Data excerpts:
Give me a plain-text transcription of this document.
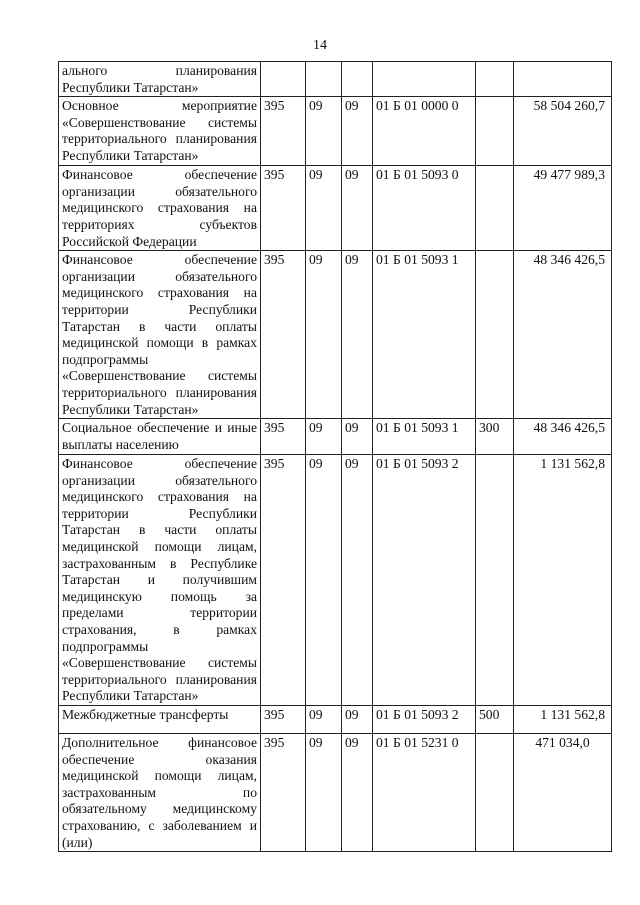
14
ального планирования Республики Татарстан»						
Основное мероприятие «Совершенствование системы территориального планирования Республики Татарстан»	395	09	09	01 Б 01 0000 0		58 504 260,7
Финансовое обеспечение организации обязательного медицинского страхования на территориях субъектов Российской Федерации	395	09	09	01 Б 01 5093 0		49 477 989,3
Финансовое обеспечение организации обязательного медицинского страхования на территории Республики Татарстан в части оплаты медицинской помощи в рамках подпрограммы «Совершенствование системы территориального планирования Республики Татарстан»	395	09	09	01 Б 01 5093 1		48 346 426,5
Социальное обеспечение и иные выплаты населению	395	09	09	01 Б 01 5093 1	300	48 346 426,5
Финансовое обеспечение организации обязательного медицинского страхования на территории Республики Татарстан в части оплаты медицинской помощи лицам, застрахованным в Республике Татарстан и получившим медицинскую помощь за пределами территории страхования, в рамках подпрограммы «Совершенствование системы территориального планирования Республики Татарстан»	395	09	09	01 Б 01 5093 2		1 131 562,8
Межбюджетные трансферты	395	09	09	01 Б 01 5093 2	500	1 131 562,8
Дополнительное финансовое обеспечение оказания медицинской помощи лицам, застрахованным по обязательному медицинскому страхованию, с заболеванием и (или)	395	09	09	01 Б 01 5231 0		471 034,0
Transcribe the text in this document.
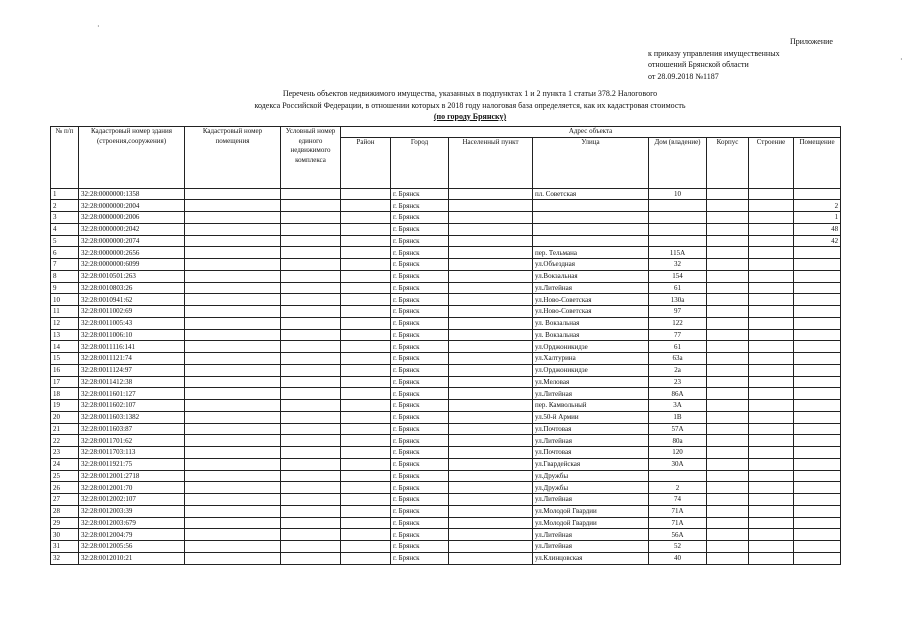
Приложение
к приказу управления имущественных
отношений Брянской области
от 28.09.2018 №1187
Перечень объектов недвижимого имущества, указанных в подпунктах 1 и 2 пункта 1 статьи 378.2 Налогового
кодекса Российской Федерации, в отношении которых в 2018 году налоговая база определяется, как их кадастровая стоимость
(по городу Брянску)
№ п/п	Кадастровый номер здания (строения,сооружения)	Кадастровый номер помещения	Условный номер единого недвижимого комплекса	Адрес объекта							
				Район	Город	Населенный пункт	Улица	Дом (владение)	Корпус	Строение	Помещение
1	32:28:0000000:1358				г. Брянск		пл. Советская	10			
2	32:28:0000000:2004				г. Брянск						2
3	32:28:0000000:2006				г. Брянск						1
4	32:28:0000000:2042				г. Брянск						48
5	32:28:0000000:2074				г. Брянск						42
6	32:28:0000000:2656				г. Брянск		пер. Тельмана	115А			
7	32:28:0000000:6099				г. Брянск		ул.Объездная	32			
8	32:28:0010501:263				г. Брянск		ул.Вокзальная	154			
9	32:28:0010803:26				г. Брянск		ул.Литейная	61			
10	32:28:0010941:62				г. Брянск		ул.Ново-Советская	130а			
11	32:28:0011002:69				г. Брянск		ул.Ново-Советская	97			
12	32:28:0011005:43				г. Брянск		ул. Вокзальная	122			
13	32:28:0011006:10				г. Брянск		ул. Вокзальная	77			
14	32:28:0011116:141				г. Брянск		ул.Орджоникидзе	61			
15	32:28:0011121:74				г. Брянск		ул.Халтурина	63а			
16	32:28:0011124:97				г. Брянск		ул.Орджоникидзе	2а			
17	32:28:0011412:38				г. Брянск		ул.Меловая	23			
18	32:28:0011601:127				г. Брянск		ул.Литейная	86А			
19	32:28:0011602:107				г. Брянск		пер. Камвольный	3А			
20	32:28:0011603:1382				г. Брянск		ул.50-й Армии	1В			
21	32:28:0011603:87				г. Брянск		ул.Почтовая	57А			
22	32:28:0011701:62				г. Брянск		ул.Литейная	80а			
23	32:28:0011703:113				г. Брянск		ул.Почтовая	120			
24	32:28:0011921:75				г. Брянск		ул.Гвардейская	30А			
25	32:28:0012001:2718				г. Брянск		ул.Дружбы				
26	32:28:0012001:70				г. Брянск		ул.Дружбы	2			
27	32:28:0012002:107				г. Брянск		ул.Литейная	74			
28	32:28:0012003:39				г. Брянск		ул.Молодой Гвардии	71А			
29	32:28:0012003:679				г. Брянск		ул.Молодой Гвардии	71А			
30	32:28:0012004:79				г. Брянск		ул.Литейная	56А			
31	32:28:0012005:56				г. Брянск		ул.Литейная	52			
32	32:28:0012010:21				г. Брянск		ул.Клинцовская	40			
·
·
==
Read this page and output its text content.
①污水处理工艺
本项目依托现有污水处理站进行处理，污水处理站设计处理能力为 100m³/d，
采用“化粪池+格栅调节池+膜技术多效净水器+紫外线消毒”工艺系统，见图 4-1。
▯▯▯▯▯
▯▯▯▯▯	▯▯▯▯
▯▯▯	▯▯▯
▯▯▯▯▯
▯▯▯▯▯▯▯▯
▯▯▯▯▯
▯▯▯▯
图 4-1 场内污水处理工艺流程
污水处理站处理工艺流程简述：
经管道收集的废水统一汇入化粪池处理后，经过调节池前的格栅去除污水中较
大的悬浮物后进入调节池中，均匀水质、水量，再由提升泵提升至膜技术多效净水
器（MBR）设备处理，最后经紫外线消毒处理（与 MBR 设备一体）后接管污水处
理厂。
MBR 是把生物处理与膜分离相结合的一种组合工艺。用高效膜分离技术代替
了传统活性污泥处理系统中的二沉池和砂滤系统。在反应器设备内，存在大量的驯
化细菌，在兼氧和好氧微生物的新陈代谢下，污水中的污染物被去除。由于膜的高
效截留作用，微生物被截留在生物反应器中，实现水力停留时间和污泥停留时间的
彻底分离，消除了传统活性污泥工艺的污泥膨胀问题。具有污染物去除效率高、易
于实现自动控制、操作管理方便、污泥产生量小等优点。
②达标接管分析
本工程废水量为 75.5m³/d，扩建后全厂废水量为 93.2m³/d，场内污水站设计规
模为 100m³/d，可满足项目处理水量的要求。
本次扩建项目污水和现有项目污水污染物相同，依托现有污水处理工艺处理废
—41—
==
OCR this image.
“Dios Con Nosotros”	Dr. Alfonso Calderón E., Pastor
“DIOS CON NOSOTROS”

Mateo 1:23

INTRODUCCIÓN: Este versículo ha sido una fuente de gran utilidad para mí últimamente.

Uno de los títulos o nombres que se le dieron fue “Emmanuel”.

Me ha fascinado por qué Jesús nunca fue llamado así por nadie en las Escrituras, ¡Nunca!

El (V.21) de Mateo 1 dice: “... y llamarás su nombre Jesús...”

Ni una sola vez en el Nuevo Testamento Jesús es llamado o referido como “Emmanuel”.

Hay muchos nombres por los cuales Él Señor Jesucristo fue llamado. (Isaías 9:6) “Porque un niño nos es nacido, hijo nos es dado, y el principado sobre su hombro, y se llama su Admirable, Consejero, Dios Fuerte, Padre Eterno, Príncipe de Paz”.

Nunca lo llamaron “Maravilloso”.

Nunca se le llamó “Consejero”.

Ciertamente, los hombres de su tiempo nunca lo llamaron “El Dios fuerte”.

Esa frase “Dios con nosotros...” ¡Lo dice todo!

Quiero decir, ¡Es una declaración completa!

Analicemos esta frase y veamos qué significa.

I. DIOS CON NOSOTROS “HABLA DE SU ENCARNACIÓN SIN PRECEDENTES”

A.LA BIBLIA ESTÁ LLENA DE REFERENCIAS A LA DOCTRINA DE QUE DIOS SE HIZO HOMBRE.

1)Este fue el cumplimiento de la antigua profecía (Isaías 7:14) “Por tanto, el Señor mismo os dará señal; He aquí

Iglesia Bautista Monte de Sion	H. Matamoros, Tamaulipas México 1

→ Exercise requirements
Among the entries, how many lines contain the string "Jesús"? Give the number without anything else.

→ Worked solution
3